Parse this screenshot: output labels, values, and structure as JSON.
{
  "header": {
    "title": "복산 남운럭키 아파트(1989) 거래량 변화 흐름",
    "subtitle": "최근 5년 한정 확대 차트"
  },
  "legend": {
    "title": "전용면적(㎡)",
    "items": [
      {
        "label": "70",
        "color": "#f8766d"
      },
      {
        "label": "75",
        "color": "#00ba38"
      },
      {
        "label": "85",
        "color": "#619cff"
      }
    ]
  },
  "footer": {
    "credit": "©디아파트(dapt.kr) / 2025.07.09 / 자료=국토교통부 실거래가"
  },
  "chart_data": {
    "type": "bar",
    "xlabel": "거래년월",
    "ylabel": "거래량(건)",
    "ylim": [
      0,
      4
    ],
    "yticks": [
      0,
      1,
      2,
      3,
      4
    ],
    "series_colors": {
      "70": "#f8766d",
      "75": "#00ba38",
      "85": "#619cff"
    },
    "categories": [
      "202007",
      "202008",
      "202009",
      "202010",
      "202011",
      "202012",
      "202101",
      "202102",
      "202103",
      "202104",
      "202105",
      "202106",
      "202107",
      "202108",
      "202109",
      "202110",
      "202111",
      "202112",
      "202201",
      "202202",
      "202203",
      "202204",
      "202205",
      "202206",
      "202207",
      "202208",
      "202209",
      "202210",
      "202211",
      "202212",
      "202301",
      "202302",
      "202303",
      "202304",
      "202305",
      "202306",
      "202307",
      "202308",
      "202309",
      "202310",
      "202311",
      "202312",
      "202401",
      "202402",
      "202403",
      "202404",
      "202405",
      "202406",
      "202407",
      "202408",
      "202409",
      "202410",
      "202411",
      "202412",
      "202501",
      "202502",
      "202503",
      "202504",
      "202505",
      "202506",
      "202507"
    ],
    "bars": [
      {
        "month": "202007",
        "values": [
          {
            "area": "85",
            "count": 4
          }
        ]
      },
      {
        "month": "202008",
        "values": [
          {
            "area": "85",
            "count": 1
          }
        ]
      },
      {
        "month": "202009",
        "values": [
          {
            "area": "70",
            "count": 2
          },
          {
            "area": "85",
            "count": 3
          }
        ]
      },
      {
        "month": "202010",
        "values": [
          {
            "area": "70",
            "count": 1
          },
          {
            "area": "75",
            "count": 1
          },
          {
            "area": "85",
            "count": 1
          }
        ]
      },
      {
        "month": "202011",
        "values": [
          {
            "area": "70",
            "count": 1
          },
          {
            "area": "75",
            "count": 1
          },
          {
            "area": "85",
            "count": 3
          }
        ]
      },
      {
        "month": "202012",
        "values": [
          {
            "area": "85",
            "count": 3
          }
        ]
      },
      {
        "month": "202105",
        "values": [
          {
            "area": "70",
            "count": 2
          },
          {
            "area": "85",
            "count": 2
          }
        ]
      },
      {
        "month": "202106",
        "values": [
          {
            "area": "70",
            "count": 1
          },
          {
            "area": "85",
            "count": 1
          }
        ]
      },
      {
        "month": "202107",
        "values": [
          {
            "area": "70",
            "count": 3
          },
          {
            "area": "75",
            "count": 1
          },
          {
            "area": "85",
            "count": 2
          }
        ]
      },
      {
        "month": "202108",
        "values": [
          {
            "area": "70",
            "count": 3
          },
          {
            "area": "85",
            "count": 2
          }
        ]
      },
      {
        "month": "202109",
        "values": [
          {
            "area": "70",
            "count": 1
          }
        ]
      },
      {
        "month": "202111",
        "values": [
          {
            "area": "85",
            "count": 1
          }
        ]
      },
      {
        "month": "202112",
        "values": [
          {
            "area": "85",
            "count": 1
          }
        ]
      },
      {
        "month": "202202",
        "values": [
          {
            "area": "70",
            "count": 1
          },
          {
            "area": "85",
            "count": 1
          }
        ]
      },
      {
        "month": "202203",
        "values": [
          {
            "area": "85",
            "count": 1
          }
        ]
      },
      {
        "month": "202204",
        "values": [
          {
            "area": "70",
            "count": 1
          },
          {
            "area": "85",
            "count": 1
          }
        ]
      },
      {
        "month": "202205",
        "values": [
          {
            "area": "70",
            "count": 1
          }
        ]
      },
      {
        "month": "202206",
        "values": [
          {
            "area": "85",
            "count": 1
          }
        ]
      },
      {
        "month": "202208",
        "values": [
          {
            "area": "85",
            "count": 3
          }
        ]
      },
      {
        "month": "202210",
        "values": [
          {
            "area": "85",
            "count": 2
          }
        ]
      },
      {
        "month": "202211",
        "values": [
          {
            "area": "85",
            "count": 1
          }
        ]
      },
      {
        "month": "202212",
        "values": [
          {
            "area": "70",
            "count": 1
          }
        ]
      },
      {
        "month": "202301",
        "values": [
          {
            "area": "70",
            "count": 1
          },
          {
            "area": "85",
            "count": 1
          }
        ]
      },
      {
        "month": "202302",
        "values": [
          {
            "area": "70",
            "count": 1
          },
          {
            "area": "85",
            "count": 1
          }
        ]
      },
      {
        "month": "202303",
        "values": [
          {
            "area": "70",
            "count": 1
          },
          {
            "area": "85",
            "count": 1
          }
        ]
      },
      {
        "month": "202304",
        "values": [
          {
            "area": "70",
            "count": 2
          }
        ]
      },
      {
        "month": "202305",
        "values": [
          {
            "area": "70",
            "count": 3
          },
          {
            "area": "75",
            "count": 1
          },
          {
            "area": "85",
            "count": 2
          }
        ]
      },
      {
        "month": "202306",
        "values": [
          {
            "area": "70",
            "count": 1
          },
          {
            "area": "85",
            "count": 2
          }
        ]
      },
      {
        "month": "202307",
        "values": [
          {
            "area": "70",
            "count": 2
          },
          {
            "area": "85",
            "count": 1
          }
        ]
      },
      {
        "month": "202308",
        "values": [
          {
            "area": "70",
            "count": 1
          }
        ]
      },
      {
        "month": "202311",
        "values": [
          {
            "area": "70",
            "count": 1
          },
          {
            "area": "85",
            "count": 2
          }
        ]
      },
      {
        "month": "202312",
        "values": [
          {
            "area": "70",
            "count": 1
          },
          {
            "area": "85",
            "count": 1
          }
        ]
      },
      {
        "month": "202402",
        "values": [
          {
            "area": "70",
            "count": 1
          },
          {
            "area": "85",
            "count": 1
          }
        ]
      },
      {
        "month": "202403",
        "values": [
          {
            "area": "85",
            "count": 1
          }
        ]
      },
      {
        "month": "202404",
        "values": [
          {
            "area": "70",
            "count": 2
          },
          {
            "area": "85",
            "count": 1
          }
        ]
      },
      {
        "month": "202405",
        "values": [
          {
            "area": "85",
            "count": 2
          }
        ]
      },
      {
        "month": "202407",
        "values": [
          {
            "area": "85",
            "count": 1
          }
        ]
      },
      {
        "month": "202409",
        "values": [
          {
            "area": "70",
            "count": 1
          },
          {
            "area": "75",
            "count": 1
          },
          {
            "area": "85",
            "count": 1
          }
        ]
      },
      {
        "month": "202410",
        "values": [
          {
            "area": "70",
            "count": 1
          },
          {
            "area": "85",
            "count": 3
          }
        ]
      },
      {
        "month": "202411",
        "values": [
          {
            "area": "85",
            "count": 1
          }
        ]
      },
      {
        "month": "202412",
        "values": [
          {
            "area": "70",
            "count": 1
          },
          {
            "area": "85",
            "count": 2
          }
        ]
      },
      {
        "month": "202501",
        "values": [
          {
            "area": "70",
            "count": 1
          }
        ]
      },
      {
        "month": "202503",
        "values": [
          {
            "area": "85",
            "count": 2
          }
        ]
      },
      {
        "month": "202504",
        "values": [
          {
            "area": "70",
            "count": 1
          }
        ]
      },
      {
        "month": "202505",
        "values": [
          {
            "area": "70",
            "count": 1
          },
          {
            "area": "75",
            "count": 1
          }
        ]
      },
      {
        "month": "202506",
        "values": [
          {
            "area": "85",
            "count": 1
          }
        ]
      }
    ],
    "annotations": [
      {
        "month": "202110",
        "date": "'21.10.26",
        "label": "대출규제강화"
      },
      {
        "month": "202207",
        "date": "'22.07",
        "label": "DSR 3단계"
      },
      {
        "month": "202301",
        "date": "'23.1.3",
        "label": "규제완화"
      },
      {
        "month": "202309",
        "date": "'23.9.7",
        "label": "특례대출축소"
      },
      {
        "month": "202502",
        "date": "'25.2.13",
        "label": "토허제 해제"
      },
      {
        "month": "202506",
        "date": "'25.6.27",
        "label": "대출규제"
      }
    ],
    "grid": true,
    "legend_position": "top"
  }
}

________________________

● The exercise
Search the records above for "date". Copy each line where it is found.

● Written solution
        "date": "'21.10.26",
        "date": "'22.07",
        "date": "'23.1.3",
        "date": "'23.9.7",
        "date": "'25.2.13",
        "date": "'25.6.27",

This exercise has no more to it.